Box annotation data
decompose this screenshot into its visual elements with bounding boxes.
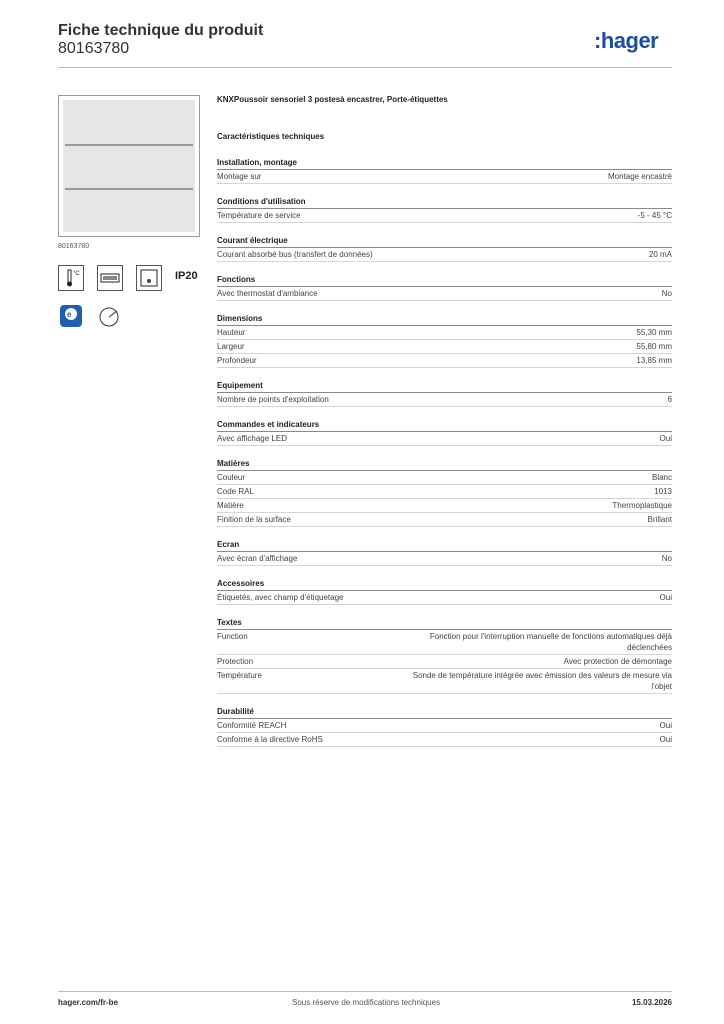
spec-row <box>217 485 672 499</box>
spec-row <box>217 552 672 566</box>
spec-group <box>217 235 672 262</box>
spec-row <box>217 432 672 446</box>
svg-text:°C: °C <box>73 271 80 277</box>
spec-row <box>217 513 672 527</box>
spec-value: Montage encastré <box>607 172 672 181</box>
spec-label: Matière <box>217 501 244 510</box>
spec-value: No <box>661 289 672 298</box>
spec-row <box>217 630 672 655</box>
spec-group-title: Ecran <box>217 539 672 552</box>
spec-value: Oui <box>659 434 672 443</box>
spec-value: Oui <box>659 721 672 730</box>
spec-label: Hauteur <box>217 328 246 337</box>
spec-group <box>217 706 672 747</box>
spec-value: 1013 <box>654 487 672 496</box>
spec-group <box>217 617 672 694</box>
spec-group-title: Commandes et indicateurs <box>217 419 672 432</box>
spec-group-title: Conditions d'utilisation <box>217 196 672 209</box>
spec-label: Avec thermostat d'ambiance <box>217 289 318 298</box>
spec-label: Étiquetés, avec champ d'étiquetage <box>217 593 344 602</box>
spec-label: Largeur <box>217 342 245 351</box>
spec-group-title: Dimensions <box>217 313 672 326</box>
spec-value: 55,80 mm <box>636 342 672 351</box>
spec-label: Avec affichage LED <box>217 434 287 443</box>
spec-row <box>217 326 672 340</box>
page-title: Fiche technique du produit <box>58 22 264 39</box>
spec-label: Function <box>217 632 248 641</box>
svg-text:e: e <box>67 310 72 319</box>
spec-group <box>217 578 672 605</box>
spec-group-title: Matières <box>217 458 672 471</box>
spec-group <box>217 458 672 527</box>
spec-value: 55,30 mm <box>636 328 672 337</box>
spec-label: Profondeur <box>217 356 257 365</box>
spec-label: Finition de la surface <box>217 515 291 524</box>
spec-heading: Caractéristiques techniques <box>217 132 325 141</box>
footer-notice: Sous réserve de modifications techniques <box>292 998 441 1007</box>
spec-value: 6 <box>667 395 672 404</box>
spec-group-title: Accessoires <box>217 578 672 591</box>
footer-divider <box>58 991 672 992</box>
product-image <box>58 95 200 237</box>
spec-row <box>217 655 672 669</box>
footer-site: hager.com/fr-be <box>58 998 119 1007</box>
spec-label: Courant absorbé bus (transfert de données) <box>217 250 373 259</box>
spec-group-title: Textes <box>217 617 672 630</box>
spec-group <box>217 539 672 566</box>
spec-row <box>217 354 672 368</box>
product-title: KNXPoussoir sensoriel 3 postesà encastrer, Porte-étiquettes <box>217 95 448 104</box>
spec-label: Conformité REACH <box>217 721 287 730</box>
spec-group <box>217 157 672 184</box>
spec-group-title: Equipement <box>217 380 672 393</box>
spec-label: Code RAL <box>217 487 254 496</box>
temperature-icon <box>58 265 84 291</box>
spec-value: Thermoplastique <box>612 501 672 510</box>
spec-row <box>217 340 672 354</box>
header-divider <box>58 67 672 68</box>
spec-label: Couleur <box>217 473 246 482</box>
spec-value: 20 mA <box>648 250 672 259</box>
spec-row <box>217 591 672 605</box>
spec-row <box>217 499 672 513</box>
spec-label: Protection <box>217 657 254 666</box>
spec-row <box>217 669 672 694</box>
spec-value: Brillant <box>647 515 672 524</box>
spec-group-title: Installation, montage <box>217 157 672 170</box>
spec-value: Blanc <box>651 473 672 482</box>
spec-value: -5 - 45 °C <box>637 211 672 220</box>
spec-row <box>217 393 672 407</box>
footer-date: 15.03.2026 <box>631 998 672 1007</box>
epd-icon <box>58 303 84 329</box>
product-image-caption: 80163780 <box>58 243 90 250</box>
spec-value: Avec protection de démontage <box>563 657 672 666</box>
spec-value: Oui <box>659 593 672 602</box>
ip-rating: IP20 <box>175 270 198 282</box>
spec-groups <box>217 157 672 747</box>
spec-group <box>217 274 672 301</box>
spec-group <box>217 380 672 407</box>
spec-row <box>217 471 672 485</box>
spec-value: No <box>661 554 672 563</box>
spec-label: Conforme à la directive RoHS <box>217 735 323 744</box>
logo-text: hager <box>600 28 659 53</box>
display-icon <box>97 265 123 291</box>
spec-row <box>217 733 672 747</box>
spec-label: Montage sur <box>217 172 262 181</box>
spec-group <box>217 196 672 223</box>
spec-group <box>217 313 672 368</box>
spec-row <box>217 209 672 223</box>
spec-label: Nombre de points d'exploitation <box>217 395 329 404</box>
spec-value: Fonction pour l'interruption manuelle de fonctions automatiques déjà déclenchées <box>429 632 672 652</box>
spec-value: 13,85 mm <box>636 356 672 365</box>
spec-label: Avec écran d'affichage <box>217 554 298 563</box>
spec-group-title: Courant électrique <box>217 235 672 248</box>
spec-row <box>217 287 672 301</box>
spec-row <box>217 248 672 262</box>
spec-label: Température <box>217 671 262 680</box>
spec-row <box>217 719 672 733</box>
spec-group-title: Durabilité <box>217 706 672 719</box>
tilt-icon <box>97 303 123 329</box>
spec-panel <box>217 95 672 759</box>
spec-value: Oui <box>659 735 672 744</box>
hager-logo: :hager <box>594 28 659 53</box>
product-code: 80163780 <box>58 40 130 57</box>
spec-value: Sonde de température intégrée avec émission des valeurs de mesure via l'objet <box>412 671 672 691</box>
spec-group <box>217 419 672 446</box>
spec-group-title: Fonctions <box>217 274 672 287</box>
spec-label: Température de service <box>217 211 301 220</box>
sensor-icon <box>136 265 162 291</box>
spec-row <box>217 170 672 184</box>
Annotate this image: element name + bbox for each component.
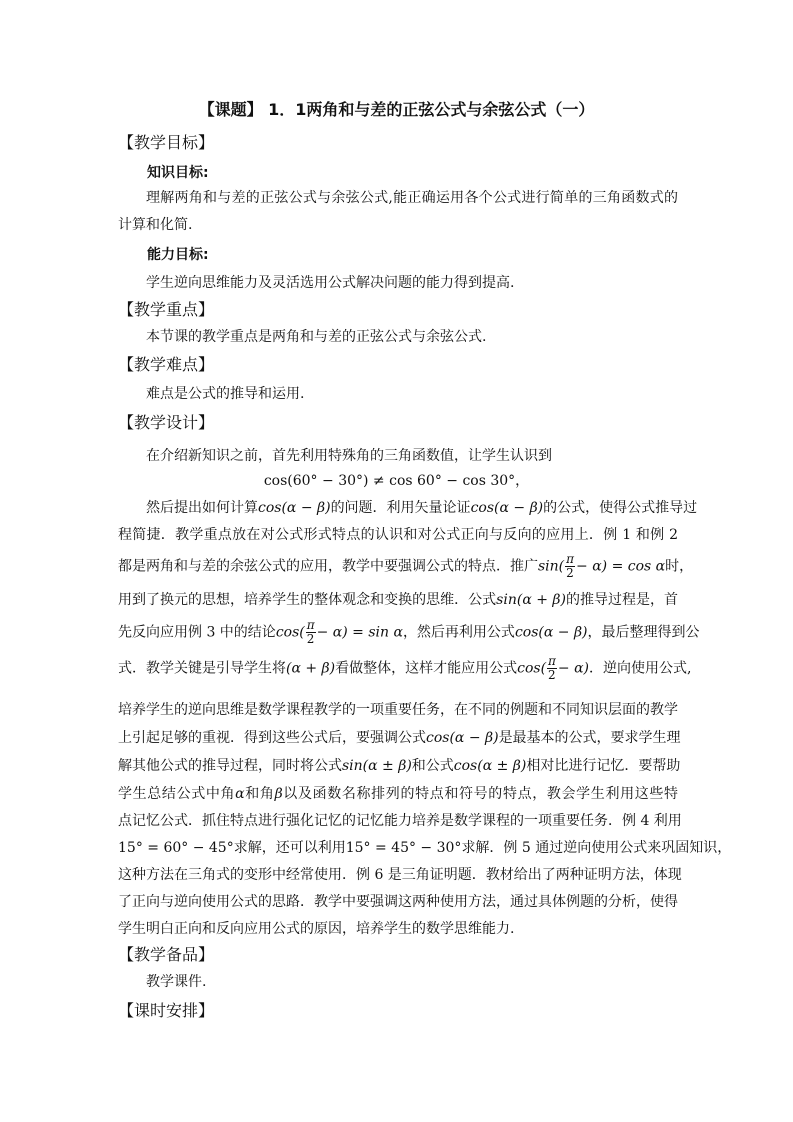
ability-objective-label: 能力目标: [147, 247, 209, 263]
difficulty-text: 难点是公式的推导和运用. [146, 386, 305, 402]
heading-difficulty: 【教学难点】 [118, 355, 215, 374]
design-paragraph-line: 学生总结公式中角α和角β以及函数名称排列的特点和符号的特点，教会学生利用这些特 [118, 786, 679, 802]
heading-schedule: 【课时安排】 [118, 1001, 215, 1020]
design-paragraph-line: 这种方法在三角式的变形中经常使用．例 6 是三角证明题．教材给出了两种证明方法，体现 [118, 867, 682, 883]
design-paragraph-line: 点记忆公式．抓住特点进行强化记忆的记忆能力培养是数学课程的一项重要任务．例 4 利用 [118, 813, 682, 829]
design-paragraph-line: 了正向与逆向使用公式的思路．教学中要强调这两种使用方法，通过具体例题的分析，使得 [118, 894, 678, 910]
lesson-title: 【课题】 1．1两角和与差的正弦公式与余弦公式（一） [198, 100, 595, 119]
design-formula: cos(60° − 30°) ≠ cos 60° − cos 30°， [263, 473, 530, 489]
heading-key-point: 【教学重点】 [118, 300, 215, 319]
design-paragraph-line: 用到了换元的思想，培养学生的整体观念和变换的思维．公式sin(α + β)的推导过程是，首 [118, 592, 679, 608]
design-paragraph-line: 都是两角和与差的余弦公式的应用，教学中要强调公式的特点．推广sin( $\frac{\pi}{2}$ − α) = cos α时， [118, 552, 694, 580]
design-paragraph-line: 15° = 60° − 45°求解，还可以利用15° = 45° − 30°求解．例 5 通过逆向使用公式来巩固知识， [118, 840, 732, 856]
pi-over-two-fraction: $\frac{\pi}{2}$ [548, 654, 556, 682]
heading-teaching-design: 【教学设计】 [118, 413, 215, 432]
design-paragraph-line: 然后提出如何计算cos(α − β)的问题．利用矢量论证cos(α − β)的公式，使得公式推导过 [146, 500, 698, 516]
knowledge-objective-text-cont: 计算和化简. [118, 217, 193, 233]
pi-over-two-fraction: $\frac{\pi}{2}$ [566, 552, 575, 580]
design-paragraph-line: 培养学生的逆向思维是数学课程教学的一项重要任务，在不同的例题和不同知识层面的教学 [118, 702, 678, 718]
design-paragraph-line: 上引起足够的重视．得到这些公式后，要强调公式cos(α − β)是最基本的公式，要求学生理 [118, 730, 681, 746]
design-paragraph-line: 学生明白正向和反向应用公式的原因，培养学生的数学思维能力. [118, 921, 515, 937]
knowledge-objective-text: 理解两角和与差的正弦公式与余弦公式,能正确运用各个公式进行简单的三角函数式的 [146, 190, 678, 206]
design-paragraph-line: 在介绍新知识之前，首先利用特殊角的三角函数值，让学生认识到 [146, 448, 552, 464]
design-paragraph-line: 解其他公式的推导过程，同时将公式sin(α ± β)和公式cos(α ± β)相对比进行记忆．要帮助 [118, 758, 681, 774]
design-paragraph-line: 程简捷．教学重点放在对公式形式特点的认识和对公式正向与反向的应用上．例 1 和例 2 [118, 527, 678, 543]
design-paragraph-line: 先反向应用例 3 中的结论cos( $\frac{\pi}{2}$ − α) = sin α，然后再利用公式cos(α − β)，最后整理得到公 [118, 618, 700, 646]
ability-objective-text: 学生逆向思维能力及灵活选用公式解决问题的能力得到提高. [146, 275, 515, 291]
pi-over-two-fraction: $\frac{\pi}{2}$ [306, 618, 315, 646]
materials-text: 教学课件. [146, 974, 207, 990]
key-point-text: 本节课的教学重点是两角和与差的正弦公式与余弦公式. [146, 329, 487, 345]
heading-teaching-materials: 【教学备品】 [118, 945, 215, 964]
design-paragraph-line: 式．教学关键是引导学生将(α + β)看做整体，这样才能应用公式cos( $\frac{\pi}{2}$ − α)．逆向使用公式, [118, 654, 692, 682]
heading-teaching-objectives: 【教学目标】 [118, 133, 215, 152]
knowledge-objective-label: 知识目标: [147, 165, 209, 181]
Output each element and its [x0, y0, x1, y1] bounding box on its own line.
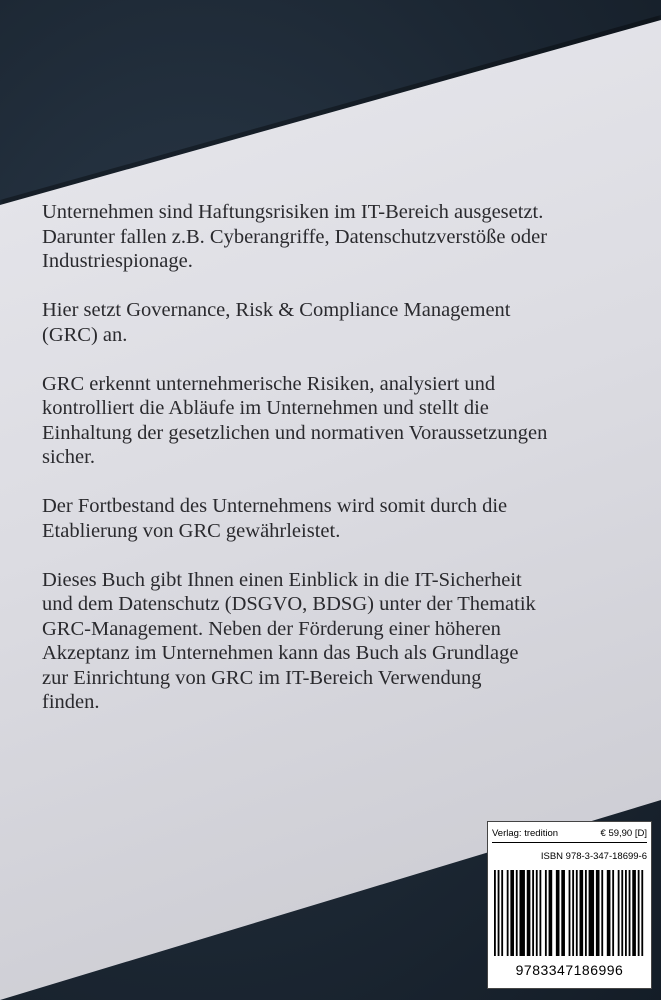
publisher-price-row	[492, 826, 647, 843]
barcode-box	[487, 821, 652, 989]
barcode-bar	[572, 870, 574, 956]
barcode-bar	[549, 870, 553, 956]
barcode-bar	[569, 870, 571, 956]
barcode-bar	[618, 870, 620, 956]
barcode-bar	[532, 870, 534, 956]
barcode-bar	[589, 870, 594, 956]
blurb-line: Hier setzt Governance, Risk & Compliance Management	[42, 299, 511, 321]
barcode-bar	[585, 870, 587, 956]
barcode-bar	[576, 870, 578, 956]
blurb-line: und dem Datenschutz (DSGVO, BDSG) unter der Thematik	[42, 593, 536, 615]
barcode-bar	[561, 870, 565, 956]
barcode-bar	[536, 870, 538, 956]
blurb-line: finden.	[42, 691, 100, 713]
blurb-line: Einhaltung der gesetzlichen und normativen Voraussetzungen	[42, 421, 548, 444]
blurb-line: GRC-Management. Neben der Förderung einer höheren	[42, 617, 501, 640]
blurb-line: (GRC) an.	[42, 323, 128, 346]
blurb-line: Akzeptanz im Unternehmen kann das Buch als Grundlage	[42, 642, 519, 664]
blurb-line: Etablierung von GRC gewährleistet.	[42, 519, 341, 542]
blurb-line: Industriespionage.	[42, 250, 193, 272]
barcode-bar	[507, 870, 509, 956]
barcode-bars	[494, 870, 645, 956]
barcode-bar	[601, 870, 603, 956]
blurb-paragraph-3	[42, 372, 642, 470]
blurb-line: Darunter fallen z.B. Cyberangriffe, Datenschutzverstöße oder	[42, 225, 548, 248]
barcode-bar	[607, 870, 611, 956]
barcode-bar	[621, 870, 623, 956]
barcode-bar	[596, 870, 600, 956]
barcode-bar	[501, 870, 503, 956]
barcode-bar	[632, 870, 636, 956]
barcode-bar	[527, 870, 531, 956]
barcode-bar	[516, 870, 518, 956]
blurb-text	[42, 200, 642, 739]
barcode-bar	[545, 870, 547, 956]
blurb-paragraph-4	[42, 494, 642, 543]
blurb-line: GRC erkennt unternehmerische Risiken, analysiert und	[42, 372, 496, 395]
ean-number: 9783347186996	[515, 962, 624, 978]
blurb-paragraph-1	[42, 200, 642, 274]
barcode-bar	[556, 870, 560, 956]
barcode-bar	[580, 870, 584, 956]
barcode-bar	[510, 870, 514, 956]
blurb-line: Der Fortbestand des Unternehmens wird somit durch die	[42, 495, 508, 517]
blurb-paragraph-5	[42, 568, 642, 715]
barcode-bar	[519, 870, 524, 956]
barcode-bar	[539, 870, 541, 956]
barcode-bar	[641, 870, 643, 956]
blurb-line: kontrolliert die Abläufe im Unternehmen und stellt die	[42, 397, 489, 419]
barcode-bar	[625, 870, 627, 956]
barcode-bar	[629, 870, 631, 956]
isbn-label: ISBN 978-3-347-18699-6	[540, 851, 647, 862]
barcode-bar	[612, 870, 614, 956]
price-label: € 59,90 [D]	[600, 828, 647, 839]
blurb-line: sicher.	[42, 446, 95, 468]
blurb-line: zur Einrichtung von GRC im IT-Bereich Verwendung	[42, 666, 482, 689]
barcode-bar	[498, 870, 500, 956]
blurb-line: Dieses Buch gibt Ihnen einen Einblick in die IT-Sicherheit	[42, 568, 522, 591]
blurb-line: Unternehmen sind Haftungsrisiken im IT-Bereich ausgesetzt.	[42, 201, 544, 223]
barcode-bar	[638, 870, 640, 956]
blurb-paragraph-2	[42, 298, 642, 347]
barcode-bar	[494, 870, 496, 956]
publisher-label: Verlag: tredition	[492, 828, 559, 839]
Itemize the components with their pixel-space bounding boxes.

THE EXERCISE → Copy out the items, unchanged, from the line that contains "826, 647, 843]" up to and including the line that contains "870, 631, 956]".

RESULT OF THE TASK →
publisher-price-row	[492, 826, 647, 843]
barcode-box	[487, 821, 652, 989]
barcode-bar	[572, 870, 574, 956]
barcode-bar	[549, 870, 553, 956]
barcode-bar	[569, 870, 571, 956]
barcode-bar	[618, 870, 620, 956]
barcode-bar	[532, 870, 534, 956]
barcode-bar	[589, 870, 594, 956]
blurb-line: Hier setzt Governance, Risk & Compliance Management	[42, 299, 511, 321]
barcode-bar	[585, 870, 587, 956]
barcode-bar	[576, 870, 578, 956]
blurb-line: und dem Datenschutz (DSGVO, BDSG) unter der Thematik	[42, 593, 536, 615]
barcode-bar	[561, 870, 565, 956]
barcode-bar	[536, 870, 538, 956]
blurb-line: finden.	[42, 691, 100, 713]
blurb-line: Einhaltung der gesetzlichen und normativen Voraussetzungen	[42, 421, 548, 444]
blurb-line: GRC-Management. Neben der Förderung einer höheren	[42, 617, 501, 640]
blurb-line: (GRC) an.	[42, 323, 128, 346]
blurb-line: Akzeptanz im Unternehmen kann das Buch als Grundlage	[42, 642, 519, 664]
blurb-line: Etablierung von GRC gewährleistet.	[42, 519, 341, 542]
blurb-line: Industriespionage.	[42, 250, 193, 272]
barcode-bar	[507, 870, 509, 956]
barcode-bars	[494, 870, 645, 956]
barcode-bar	[601, 870, 603, 956]
blurb-paragraph-3	[42, 372, 642, 470]
blurb-line: Darunter fallen z.B. Cyberangriffe, Datenschutzverstöße oder	[42, 225, 548, 248]
barcode-bar	[607, 870, 611, 956]
barcode-bar	[621, 870, 623, 956]
barcode-bar	[596, 870, 600, 956]
barcode-bar	[501, 870, 503, 956]
barcode-bar	[632, 870, 636, 956]
barcode-bar	[527, 870, 531, 956]
barcode-bar	[516, 870, 518, 956]
blurb-text	[42, 200, 642, 739]
barcode-bar	[545, 870, 547, 956]
blurb-paragraph-4	[42, 494, 642, 543]
blurb-line: GRC erkennt unternehmerische Risiken, analysiert und	[42, 372, 496, 395]
ean-number: 9783347186996	[515, 962, 624, 978]
blurb-paragraph-1	[42, 200, 642, 274]
barcode-bar	[556, 870, 560, 956]
barcode-bar	[580, 870, 584, 956]
barcode-bar	[510, 870, 514, 956]
blurb-line: Der Fortbestand des Unternehmens wird somit durch die	[42, 495, 508, 517]
blurb-paragraph-5	[42, 568, 642, 715]
barcode-bar	[519, 870, 524, 956]
barcode-bar	[539, 870, 541, 956]
barcode-bar	[641, 870, 643, 956]
blurb-line: kontrolliert die Abläufe im Unternehmen und stellt die	[42, 397, 489, 419]
barcode-bar	[625, 870, 627, 956]
barcode-bar	[629, 870, 631, 956]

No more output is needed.